AIM OF THE TASK - Write each line out exactly, leaving none out.

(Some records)
— Begin —
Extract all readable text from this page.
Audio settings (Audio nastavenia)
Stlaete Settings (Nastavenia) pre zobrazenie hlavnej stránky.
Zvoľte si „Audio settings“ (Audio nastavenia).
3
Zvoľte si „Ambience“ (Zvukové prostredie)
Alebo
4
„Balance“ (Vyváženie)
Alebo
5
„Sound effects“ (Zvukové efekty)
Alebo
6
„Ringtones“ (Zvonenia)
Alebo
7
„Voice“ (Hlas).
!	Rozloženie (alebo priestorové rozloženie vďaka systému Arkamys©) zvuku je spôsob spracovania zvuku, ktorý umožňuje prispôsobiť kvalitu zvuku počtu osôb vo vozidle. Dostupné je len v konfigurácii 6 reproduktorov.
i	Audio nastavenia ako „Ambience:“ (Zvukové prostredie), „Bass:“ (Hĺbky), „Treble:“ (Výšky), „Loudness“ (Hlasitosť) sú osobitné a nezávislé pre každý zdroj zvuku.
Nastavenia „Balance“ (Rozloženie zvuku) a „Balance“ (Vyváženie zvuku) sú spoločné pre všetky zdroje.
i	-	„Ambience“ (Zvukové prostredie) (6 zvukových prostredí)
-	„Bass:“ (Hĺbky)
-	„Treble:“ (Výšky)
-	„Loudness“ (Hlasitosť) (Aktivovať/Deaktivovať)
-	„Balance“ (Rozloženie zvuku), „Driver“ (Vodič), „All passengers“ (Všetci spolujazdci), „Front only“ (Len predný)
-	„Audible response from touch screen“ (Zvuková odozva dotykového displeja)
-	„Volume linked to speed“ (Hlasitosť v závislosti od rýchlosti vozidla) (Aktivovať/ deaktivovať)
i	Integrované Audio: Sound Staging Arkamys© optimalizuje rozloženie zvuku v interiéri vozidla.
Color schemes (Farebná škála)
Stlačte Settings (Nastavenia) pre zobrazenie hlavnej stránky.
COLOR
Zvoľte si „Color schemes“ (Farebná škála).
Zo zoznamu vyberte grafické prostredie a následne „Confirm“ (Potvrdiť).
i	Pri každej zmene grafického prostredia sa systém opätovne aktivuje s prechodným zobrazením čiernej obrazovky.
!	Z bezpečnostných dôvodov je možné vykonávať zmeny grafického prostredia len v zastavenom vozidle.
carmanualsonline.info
— End —
TASK ANSWER -
Extract all readable text from this page.
Audio settings (Audio nastavenia)
Stlaete Settings (Nastavenia) pre zobrazenie hlavnej stránky.
Zvoľte si „Audio settings“ (Audio nastavenia).
3
Zvoľte si „Ambience“ (Zvukové prostredie)
Alebo
4
„Balance“ (Vyváženie)
Alebo
5
„Sound effects“ (Zvukové efekty)
Alebo
6
„Ringtones“ (Zvonenia)
Alebo
7
„Voice“ (Hlas).
!	Rozloženie (alebo priestorové rozloženie vďaka systému Arkamys©) zvuku je spôsob spracovania zvuku, ktorý umožňuje prispôsobiť kvalitu zvuku počtu osôb vo vozidle. Dostupné je len v konfigurácii 6 reproduktorov.
i	Audio nastavenia ako „Ambience:“ (Zvukové prostredie), „Bass:“ (Hĺbky), „Treble:“ (Výšky), „Loudness“ (Hlasitosť) sú osobitné a nezávislé pre každý zdroj zvuku.
Nastavenia „Balance“ (Rozloženie zvuku) a „Balance“ (Vyváženie zvuku) sú spoločné pre všetky zdroje.
i	-	„Ambience“ (Zvukové prostredie) (6 zvukových prostredí)
-	„Bass:“ (Hĺbky)
-	„Treble:“ (Výšky)
-	„Loudness“ (Hlasitosť) (Aktivovať/Deaktivovať)
-	„Balance“ (Rozloženie zvuku), „Driver“ (Vodič), „All passengers“ (Všetci spolujazdci), „Front only“ (Len predný)
-	„Audible response from touch screen“ (Zvuková odozva dotykového displeja)
-	„Volume linked to speed“ (Hlasitosť v závislosti od rýchlosti vozidla) (Aktivovať/ deaktivovať)
i	Integrované Audio: Sound Staging Arkamys© optimalizuje rozloženie zvuku v interiéri vozidla.
Color schemes (Farebná škála)
Stlačte Settings (Nastavenia) pre zobrazenie hlavnej stránky.
COLOR
Zvoľte si „Color schemes“ (Farebná škála).
Zo zoznamu vyberte grafické prostredie a následne „Confirm“ (Potvrdiť).
i	Pri každej zmene grafického prostredia sa systém opätovne aktivuje s prechodným zobrazením čiernej obrazovky.
!	Z bezpečnostných dôvodov je možné vykonávať zmeny grafického prostredia len v zastavenom vozidle.
carmanualsonline.info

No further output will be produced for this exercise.